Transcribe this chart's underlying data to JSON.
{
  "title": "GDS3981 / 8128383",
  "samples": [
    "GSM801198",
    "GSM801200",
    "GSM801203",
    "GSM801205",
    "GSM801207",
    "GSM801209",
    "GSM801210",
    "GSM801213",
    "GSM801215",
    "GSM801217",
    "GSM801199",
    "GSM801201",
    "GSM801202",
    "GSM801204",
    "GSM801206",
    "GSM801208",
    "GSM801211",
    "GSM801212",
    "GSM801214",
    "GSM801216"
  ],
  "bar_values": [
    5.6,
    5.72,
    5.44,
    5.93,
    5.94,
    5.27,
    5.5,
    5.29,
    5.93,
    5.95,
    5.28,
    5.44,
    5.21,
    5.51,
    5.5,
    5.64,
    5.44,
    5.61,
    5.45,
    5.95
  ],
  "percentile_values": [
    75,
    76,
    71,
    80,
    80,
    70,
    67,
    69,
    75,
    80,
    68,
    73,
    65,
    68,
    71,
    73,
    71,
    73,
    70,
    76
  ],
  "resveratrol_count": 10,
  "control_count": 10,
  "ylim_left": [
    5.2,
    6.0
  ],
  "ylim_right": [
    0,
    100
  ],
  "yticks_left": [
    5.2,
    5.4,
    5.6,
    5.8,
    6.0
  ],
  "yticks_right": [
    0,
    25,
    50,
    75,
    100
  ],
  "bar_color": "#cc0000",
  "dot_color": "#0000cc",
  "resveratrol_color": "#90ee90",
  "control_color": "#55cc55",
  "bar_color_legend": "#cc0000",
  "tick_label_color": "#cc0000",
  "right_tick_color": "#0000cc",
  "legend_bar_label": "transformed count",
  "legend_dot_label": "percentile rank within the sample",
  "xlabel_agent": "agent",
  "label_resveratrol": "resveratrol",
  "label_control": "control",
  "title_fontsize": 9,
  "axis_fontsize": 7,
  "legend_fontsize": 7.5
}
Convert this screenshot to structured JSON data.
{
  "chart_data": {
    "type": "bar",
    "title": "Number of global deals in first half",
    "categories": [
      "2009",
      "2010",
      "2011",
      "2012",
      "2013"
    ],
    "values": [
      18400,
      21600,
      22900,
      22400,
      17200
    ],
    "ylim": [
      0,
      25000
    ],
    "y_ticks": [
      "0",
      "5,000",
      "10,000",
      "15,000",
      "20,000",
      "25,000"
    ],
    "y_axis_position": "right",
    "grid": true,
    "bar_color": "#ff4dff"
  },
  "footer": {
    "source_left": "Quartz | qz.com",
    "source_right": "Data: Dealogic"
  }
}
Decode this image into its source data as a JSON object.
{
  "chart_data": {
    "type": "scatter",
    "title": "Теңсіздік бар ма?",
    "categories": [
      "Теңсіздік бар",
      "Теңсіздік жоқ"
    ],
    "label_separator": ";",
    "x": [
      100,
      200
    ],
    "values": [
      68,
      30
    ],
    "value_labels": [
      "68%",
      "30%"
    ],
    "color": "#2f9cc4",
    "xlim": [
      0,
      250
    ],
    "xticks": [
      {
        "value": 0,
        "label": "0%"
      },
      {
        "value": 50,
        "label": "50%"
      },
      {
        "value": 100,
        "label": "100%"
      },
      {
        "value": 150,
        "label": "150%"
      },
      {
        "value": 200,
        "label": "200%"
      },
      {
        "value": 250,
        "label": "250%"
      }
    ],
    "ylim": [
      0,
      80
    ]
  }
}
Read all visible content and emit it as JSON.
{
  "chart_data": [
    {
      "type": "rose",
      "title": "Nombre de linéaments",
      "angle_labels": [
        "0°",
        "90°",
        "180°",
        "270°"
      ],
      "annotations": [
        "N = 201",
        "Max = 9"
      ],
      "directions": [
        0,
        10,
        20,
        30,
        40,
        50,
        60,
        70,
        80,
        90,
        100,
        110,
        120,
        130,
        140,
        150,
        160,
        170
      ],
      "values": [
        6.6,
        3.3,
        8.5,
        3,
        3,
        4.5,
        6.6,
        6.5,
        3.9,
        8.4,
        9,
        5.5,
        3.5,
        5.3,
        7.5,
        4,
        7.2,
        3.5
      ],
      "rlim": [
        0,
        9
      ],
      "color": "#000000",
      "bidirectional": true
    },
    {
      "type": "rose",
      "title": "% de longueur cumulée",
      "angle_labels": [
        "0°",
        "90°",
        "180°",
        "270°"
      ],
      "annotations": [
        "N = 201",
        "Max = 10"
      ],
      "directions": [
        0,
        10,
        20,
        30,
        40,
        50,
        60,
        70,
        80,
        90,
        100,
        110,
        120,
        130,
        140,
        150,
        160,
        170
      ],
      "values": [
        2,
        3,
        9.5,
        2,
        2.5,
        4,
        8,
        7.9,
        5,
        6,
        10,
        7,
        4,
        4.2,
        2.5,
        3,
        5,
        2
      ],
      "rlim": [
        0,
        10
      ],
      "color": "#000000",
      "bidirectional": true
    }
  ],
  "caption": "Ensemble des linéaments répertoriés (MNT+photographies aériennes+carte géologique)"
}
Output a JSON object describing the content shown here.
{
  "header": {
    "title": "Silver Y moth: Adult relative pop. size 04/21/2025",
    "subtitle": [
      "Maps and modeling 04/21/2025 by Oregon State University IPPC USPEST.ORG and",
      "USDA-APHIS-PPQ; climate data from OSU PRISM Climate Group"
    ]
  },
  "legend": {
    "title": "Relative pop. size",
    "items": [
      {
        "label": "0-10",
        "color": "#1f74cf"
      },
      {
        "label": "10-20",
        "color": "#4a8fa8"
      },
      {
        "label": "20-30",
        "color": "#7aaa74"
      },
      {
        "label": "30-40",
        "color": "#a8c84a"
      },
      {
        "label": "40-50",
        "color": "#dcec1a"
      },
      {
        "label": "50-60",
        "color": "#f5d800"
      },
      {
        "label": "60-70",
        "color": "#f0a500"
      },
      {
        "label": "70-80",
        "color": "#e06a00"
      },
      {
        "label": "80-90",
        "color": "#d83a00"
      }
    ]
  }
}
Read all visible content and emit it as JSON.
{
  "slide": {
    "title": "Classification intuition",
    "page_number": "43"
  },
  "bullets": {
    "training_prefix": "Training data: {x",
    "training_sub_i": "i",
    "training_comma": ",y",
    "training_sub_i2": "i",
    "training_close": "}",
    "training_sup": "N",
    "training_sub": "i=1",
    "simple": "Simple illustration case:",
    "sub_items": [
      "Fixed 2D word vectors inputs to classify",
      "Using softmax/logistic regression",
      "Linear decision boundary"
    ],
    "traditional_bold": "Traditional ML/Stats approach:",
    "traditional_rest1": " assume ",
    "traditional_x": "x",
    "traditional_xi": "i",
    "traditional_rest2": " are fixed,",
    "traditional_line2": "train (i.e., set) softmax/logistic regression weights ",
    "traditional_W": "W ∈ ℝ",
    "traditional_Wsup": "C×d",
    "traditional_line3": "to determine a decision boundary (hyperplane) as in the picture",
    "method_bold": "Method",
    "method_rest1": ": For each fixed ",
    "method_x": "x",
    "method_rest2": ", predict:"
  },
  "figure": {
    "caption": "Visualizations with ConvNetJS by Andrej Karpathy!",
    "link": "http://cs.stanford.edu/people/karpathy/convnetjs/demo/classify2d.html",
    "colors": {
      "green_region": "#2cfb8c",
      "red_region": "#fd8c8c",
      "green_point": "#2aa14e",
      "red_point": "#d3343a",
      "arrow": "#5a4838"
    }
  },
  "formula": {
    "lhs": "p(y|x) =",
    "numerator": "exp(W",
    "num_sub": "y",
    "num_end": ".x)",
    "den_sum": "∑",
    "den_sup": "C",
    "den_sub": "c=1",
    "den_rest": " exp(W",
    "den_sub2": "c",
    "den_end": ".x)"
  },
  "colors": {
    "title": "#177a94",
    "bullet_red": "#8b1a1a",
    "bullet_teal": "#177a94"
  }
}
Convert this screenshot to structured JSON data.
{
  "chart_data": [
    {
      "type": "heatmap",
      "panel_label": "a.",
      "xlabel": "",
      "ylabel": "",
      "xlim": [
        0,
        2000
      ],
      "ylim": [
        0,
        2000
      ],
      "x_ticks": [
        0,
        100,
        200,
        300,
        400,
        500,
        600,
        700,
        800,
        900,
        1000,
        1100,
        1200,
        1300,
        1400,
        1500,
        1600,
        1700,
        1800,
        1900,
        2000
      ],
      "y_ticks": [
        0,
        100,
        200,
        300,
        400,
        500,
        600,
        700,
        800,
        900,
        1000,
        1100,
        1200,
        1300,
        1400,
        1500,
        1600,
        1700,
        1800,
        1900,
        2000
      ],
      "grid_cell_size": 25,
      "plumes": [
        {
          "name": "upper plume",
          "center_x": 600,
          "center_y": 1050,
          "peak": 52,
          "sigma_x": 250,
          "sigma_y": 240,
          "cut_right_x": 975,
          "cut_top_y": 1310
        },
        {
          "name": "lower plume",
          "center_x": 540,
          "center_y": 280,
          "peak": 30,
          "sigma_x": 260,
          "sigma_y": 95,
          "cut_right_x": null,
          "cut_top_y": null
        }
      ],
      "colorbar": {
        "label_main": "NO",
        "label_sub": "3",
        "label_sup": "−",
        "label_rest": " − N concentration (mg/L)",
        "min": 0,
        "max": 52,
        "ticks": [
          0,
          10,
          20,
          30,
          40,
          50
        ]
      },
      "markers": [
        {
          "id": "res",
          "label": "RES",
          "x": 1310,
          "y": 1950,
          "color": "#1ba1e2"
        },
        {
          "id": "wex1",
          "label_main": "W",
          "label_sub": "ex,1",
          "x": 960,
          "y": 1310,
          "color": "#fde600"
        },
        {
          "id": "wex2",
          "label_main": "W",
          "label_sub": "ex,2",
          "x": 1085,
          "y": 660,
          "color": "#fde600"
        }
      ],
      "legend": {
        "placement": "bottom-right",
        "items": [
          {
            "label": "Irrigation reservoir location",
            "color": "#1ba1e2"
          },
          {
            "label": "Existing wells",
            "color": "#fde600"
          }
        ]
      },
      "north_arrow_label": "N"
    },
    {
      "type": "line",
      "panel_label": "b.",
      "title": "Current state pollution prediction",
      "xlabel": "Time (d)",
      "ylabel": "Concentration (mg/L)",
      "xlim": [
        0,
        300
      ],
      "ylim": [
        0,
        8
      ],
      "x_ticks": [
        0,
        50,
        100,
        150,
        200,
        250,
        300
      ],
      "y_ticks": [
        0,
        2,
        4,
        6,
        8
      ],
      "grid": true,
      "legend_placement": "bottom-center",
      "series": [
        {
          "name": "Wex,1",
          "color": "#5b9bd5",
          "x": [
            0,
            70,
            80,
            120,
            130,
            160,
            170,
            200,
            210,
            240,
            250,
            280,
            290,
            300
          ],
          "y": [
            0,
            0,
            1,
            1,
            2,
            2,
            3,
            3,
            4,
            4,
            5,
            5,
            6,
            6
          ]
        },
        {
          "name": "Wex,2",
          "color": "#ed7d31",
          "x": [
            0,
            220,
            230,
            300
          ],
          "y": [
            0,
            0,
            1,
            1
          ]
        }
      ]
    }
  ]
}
------------------------------------------------------------------------
▶ **Prompt**
Your task is to list each line of the records with the word "boundary".

▶ **Answer to this problem**
      "Linear decision boundary"
    "traditional_line3": "to determine a decision boundary (hyperplane) as in the picture",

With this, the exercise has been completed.